**Given instruction**
Among the lines of this listing, determine how many contain the string "outils". Answer with the number only.

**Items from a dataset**

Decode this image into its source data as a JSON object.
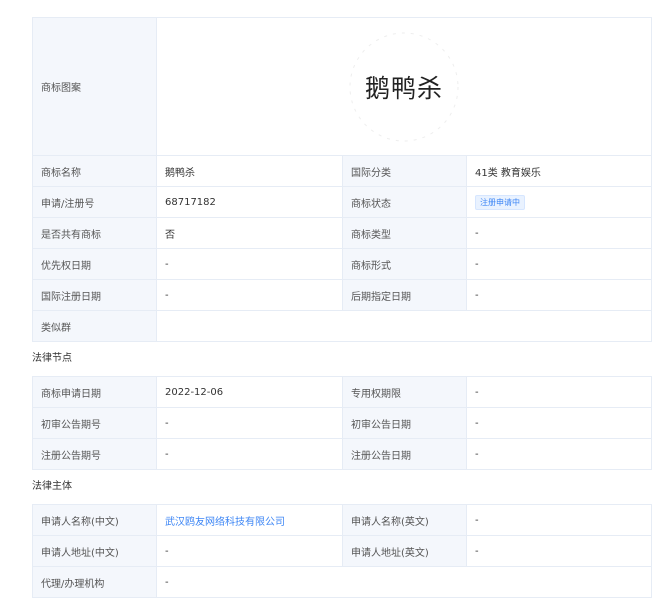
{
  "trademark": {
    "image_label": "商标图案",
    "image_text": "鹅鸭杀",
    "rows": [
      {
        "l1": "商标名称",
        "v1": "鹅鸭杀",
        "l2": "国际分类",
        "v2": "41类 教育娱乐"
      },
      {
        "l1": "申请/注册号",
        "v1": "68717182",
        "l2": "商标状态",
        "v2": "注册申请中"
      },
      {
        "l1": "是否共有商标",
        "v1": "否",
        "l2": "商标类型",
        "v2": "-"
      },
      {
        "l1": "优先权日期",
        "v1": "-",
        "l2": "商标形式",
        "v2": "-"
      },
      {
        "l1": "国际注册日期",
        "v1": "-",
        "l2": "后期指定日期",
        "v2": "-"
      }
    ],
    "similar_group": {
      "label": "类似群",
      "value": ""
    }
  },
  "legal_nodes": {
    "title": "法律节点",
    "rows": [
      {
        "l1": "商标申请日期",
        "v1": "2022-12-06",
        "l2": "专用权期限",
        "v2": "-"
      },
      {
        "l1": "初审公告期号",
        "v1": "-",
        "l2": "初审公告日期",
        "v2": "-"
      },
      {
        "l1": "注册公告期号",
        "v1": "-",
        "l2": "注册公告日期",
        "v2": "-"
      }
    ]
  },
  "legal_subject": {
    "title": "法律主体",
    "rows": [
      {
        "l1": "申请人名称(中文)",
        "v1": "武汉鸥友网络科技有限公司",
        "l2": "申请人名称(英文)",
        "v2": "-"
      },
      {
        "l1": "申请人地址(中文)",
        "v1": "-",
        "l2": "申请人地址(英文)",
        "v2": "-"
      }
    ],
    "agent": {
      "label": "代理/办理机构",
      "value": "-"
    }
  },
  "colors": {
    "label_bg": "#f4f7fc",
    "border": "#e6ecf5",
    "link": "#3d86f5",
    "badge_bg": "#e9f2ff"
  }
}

--

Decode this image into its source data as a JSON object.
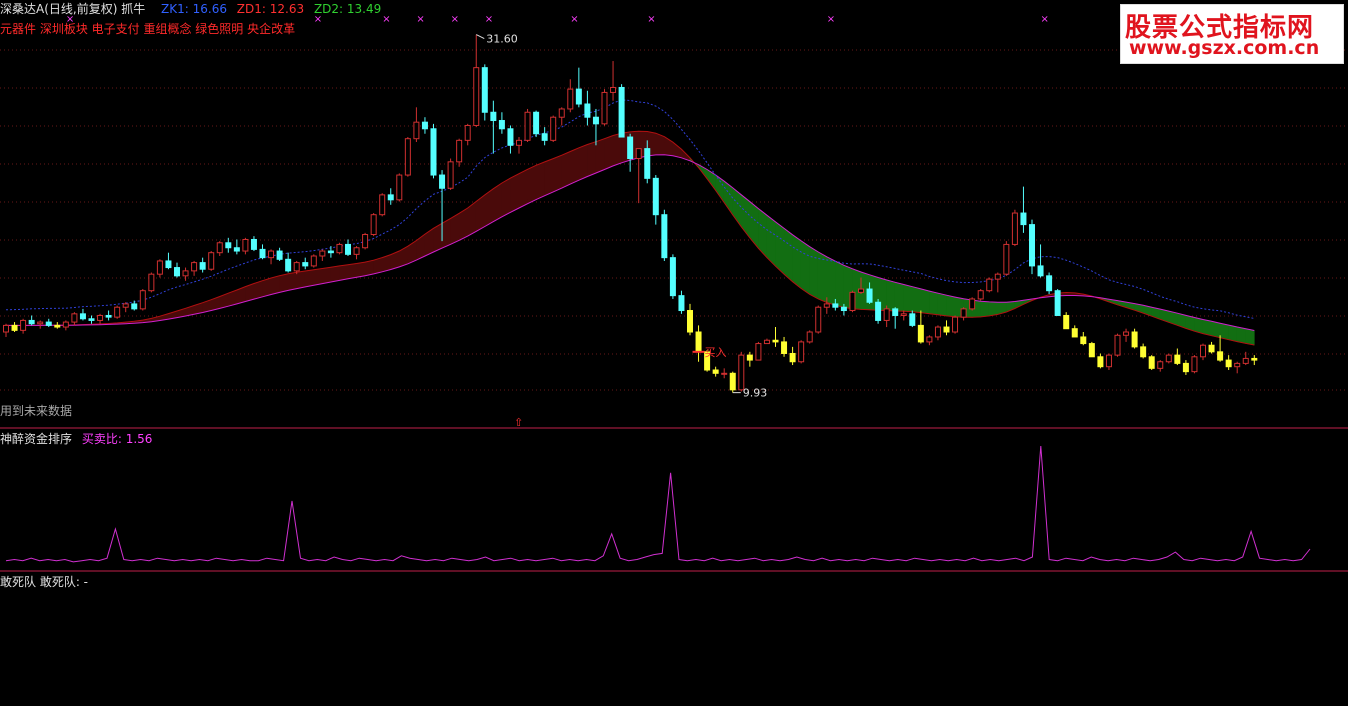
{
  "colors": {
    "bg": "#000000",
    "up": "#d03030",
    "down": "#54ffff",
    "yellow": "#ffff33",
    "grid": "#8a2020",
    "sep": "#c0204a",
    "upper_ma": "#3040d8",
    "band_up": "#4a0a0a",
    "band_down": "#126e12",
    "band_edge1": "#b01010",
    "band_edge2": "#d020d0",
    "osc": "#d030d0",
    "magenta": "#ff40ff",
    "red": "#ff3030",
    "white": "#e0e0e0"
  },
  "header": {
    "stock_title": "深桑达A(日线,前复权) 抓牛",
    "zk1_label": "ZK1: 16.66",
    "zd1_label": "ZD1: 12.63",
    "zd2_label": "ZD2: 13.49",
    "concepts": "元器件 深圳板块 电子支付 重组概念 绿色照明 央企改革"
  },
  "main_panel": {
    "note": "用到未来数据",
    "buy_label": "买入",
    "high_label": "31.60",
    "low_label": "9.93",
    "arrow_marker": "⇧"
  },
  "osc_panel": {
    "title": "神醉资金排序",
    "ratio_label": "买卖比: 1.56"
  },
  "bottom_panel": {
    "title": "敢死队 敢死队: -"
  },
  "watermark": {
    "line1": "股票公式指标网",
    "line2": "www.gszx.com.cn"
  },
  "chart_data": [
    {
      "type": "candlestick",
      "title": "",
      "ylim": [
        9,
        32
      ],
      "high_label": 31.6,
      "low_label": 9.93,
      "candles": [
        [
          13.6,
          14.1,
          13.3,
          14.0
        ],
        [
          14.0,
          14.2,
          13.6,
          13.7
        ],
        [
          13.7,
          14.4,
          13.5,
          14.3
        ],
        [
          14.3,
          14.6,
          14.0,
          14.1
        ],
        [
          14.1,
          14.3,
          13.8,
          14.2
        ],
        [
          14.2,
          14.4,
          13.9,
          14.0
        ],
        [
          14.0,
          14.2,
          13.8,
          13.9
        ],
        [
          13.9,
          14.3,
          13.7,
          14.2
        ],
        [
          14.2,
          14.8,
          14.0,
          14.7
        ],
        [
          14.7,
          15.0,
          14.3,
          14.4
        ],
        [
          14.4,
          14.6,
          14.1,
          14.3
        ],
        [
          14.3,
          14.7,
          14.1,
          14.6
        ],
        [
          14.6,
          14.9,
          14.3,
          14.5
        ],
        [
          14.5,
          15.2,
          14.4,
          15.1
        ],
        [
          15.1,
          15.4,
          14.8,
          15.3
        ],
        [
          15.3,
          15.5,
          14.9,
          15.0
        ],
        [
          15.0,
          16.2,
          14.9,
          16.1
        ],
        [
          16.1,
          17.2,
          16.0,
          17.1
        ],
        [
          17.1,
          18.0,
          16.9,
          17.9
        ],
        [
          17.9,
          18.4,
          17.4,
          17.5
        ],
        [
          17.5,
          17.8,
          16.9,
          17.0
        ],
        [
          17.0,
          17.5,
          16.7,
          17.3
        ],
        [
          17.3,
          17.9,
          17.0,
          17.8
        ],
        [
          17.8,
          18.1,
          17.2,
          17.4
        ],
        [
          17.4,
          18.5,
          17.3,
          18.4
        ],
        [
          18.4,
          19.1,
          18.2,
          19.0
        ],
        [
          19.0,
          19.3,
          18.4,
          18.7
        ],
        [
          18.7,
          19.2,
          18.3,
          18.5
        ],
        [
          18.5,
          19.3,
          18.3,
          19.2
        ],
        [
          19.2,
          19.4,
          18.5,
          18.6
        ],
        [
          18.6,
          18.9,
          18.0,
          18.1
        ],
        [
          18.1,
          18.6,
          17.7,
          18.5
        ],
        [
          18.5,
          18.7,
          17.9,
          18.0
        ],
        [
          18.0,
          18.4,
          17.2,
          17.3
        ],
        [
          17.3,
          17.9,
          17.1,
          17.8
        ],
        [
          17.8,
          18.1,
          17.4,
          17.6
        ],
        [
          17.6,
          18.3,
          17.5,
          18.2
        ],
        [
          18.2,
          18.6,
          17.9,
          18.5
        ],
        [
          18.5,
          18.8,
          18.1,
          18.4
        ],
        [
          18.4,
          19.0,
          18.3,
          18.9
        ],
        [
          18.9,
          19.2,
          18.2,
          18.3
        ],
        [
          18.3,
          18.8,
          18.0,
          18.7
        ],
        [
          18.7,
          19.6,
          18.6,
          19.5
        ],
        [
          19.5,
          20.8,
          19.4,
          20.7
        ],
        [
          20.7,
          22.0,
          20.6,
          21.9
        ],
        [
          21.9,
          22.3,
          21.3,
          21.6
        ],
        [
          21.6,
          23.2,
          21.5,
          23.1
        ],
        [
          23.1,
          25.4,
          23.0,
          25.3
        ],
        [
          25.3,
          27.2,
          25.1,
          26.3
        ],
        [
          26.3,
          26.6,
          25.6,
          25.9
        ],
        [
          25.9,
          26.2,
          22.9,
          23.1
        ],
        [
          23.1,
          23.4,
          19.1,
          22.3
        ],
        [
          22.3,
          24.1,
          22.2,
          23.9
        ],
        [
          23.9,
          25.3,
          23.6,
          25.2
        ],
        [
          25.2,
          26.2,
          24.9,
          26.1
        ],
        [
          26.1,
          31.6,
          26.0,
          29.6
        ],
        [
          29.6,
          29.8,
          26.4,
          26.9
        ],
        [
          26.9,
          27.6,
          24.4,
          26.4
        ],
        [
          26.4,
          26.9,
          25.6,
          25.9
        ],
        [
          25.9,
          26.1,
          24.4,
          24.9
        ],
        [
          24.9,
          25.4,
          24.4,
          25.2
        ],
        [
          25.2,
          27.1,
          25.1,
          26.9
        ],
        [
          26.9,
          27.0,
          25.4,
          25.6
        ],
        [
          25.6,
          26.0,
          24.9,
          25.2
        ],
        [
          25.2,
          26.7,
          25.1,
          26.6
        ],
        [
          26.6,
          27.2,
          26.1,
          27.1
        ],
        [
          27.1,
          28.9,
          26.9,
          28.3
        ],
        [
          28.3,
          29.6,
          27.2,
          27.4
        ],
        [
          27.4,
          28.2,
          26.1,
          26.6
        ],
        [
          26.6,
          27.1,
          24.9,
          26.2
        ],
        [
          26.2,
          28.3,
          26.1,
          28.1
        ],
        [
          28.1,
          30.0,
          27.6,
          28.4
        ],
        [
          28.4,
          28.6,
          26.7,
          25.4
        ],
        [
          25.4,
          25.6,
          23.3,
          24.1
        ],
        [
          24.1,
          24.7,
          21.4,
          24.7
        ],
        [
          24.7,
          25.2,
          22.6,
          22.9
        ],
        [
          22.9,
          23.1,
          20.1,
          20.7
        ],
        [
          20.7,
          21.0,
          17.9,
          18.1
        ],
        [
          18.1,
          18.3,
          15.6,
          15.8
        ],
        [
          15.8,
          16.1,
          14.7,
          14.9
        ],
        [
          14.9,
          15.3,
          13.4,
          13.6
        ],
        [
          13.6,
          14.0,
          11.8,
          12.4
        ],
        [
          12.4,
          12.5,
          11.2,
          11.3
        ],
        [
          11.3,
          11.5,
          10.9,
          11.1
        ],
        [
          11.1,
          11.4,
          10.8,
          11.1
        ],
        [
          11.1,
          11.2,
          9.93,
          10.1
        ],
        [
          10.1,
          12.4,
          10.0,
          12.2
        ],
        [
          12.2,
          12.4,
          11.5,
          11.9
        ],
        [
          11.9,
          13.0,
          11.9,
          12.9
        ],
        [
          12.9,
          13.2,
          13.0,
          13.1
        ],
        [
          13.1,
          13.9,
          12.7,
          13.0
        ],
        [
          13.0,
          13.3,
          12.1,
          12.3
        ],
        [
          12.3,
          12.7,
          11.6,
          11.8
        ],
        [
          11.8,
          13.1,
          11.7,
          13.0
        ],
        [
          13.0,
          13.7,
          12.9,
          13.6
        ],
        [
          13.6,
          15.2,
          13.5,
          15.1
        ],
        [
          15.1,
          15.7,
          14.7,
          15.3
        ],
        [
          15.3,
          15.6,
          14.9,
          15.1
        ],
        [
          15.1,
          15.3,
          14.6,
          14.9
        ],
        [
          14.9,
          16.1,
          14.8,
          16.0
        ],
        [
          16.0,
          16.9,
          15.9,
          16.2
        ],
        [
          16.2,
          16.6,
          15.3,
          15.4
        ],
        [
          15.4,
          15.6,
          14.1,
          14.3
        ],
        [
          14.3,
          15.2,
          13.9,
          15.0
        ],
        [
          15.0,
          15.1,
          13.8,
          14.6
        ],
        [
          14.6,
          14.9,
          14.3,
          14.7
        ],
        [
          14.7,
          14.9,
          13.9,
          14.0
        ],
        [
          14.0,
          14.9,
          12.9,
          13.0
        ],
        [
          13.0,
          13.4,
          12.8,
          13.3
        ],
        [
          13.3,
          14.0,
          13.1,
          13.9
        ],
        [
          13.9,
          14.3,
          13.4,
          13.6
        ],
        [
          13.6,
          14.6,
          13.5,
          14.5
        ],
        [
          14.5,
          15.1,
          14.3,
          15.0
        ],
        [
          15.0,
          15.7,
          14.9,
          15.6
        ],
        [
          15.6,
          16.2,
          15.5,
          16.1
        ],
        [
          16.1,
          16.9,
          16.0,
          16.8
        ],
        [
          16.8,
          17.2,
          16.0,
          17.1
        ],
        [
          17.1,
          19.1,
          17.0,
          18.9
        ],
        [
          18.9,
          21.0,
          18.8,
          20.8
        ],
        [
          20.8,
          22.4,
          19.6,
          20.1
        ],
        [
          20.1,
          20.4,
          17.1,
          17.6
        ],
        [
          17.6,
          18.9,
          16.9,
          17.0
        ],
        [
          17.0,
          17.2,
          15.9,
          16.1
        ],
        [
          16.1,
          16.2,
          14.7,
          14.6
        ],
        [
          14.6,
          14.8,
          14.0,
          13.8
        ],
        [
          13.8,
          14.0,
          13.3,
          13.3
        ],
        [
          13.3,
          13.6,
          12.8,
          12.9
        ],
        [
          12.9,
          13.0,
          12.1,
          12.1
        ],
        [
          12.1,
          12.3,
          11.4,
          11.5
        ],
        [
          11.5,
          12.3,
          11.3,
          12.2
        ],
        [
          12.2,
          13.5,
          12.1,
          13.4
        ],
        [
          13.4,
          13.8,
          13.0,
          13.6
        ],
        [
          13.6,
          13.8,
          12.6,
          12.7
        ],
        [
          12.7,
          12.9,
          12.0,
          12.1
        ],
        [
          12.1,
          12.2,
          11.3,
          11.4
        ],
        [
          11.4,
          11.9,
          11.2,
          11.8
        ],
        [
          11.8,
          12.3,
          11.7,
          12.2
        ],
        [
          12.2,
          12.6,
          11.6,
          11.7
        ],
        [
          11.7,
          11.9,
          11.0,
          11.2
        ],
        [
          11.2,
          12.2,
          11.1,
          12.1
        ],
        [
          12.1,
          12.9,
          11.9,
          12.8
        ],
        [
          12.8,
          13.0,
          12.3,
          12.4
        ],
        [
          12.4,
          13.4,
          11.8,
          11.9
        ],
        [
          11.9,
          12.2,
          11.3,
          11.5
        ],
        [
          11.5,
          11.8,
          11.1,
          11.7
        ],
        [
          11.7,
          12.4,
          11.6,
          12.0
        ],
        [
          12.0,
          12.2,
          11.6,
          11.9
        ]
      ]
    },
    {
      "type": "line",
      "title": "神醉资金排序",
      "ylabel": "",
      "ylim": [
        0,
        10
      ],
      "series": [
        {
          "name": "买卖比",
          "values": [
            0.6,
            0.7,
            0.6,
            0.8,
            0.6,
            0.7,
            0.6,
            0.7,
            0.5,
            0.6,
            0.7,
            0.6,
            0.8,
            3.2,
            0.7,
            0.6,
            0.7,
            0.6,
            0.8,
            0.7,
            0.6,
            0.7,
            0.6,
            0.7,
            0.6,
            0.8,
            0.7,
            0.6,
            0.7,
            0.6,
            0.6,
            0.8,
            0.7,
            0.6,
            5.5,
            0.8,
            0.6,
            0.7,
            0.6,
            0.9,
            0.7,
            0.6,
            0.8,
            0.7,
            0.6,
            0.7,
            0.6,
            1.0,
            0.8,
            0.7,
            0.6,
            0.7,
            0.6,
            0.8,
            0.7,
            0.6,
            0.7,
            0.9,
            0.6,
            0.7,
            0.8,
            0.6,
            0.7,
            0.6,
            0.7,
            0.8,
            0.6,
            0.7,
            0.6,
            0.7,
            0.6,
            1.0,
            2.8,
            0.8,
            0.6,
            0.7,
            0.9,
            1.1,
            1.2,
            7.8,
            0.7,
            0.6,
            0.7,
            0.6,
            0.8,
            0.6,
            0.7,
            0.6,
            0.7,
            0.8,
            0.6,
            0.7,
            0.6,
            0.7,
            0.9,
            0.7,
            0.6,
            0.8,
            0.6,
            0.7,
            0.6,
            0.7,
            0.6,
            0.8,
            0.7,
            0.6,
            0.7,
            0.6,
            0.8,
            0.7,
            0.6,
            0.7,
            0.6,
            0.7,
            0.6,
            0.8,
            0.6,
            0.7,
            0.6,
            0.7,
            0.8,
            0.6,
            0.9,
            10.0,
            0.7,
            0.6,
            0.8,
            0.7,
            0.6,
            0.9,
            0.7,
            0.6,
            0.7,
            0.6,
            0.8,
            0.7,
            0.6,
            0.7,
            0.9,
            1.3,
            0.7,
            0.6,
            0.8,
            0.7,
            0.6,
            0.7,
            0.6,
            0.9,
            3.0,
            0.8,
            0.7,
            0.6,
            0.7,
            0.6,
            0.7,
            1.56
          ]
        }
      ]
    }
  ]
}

==

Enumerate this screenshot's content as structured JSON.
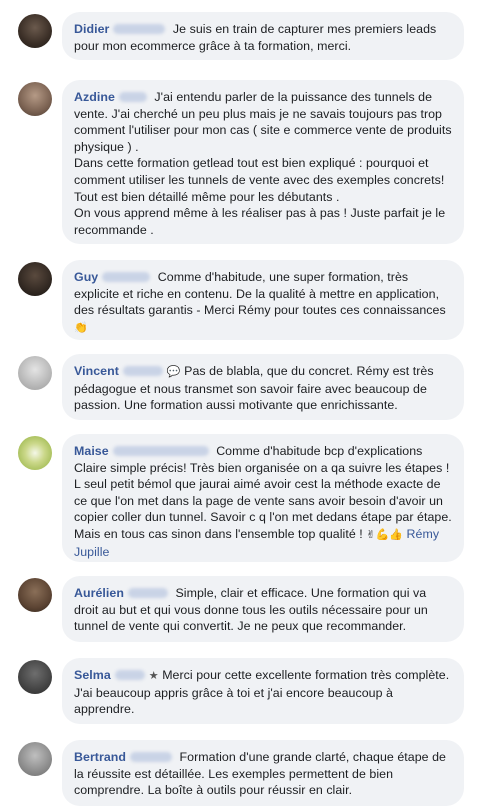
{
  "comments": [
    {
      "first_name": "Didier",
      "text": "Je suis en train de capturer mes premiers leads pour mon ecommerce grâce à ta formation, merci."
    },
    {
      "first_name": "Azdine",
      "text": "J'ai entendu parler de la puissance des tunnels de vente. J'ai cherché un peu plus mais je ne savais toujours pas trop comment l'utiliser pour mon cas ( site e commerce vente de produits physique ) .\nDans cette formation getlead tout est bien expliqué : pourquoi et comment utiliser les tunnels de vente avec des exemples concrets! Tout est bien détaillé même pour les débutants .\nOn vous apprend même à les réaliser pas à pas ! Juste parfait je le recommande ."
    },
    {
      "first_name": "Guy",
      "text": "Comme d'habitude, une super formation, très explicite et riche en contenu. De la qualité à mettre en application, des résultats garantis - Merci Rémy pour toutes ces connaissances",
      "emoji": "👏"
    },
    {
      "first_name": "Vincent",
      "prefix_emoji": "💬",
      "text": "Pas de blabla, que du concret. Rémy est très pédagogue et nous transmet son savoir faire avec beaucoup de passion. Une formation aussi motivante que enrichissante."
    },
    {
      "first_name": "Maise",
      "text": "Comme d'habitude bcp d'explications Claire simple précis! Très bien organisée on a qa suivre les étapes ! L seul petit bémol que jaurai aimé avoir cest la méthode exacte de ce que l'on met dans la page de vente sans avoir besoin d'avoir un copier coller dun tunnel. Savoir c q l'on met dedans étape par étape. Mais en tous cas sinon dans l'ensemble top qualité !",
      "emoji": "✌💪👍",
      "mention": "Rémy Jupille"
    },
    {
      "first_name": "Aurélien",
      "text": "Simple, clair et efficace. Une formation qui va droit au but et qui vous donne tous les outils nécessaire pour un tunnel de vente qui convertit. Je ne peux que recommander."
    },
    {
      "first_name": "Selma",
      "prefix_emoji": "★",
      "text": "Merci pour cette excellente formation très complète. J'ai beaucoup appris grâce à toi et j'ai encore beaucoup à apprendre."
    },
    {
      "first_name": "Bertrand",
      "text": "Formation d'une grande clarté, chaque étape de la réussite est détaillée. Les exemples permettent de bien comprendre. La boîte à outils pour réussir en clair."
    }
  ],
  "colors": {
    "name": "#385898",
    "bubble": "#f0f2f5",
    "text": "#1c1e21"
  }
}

**Task result**
2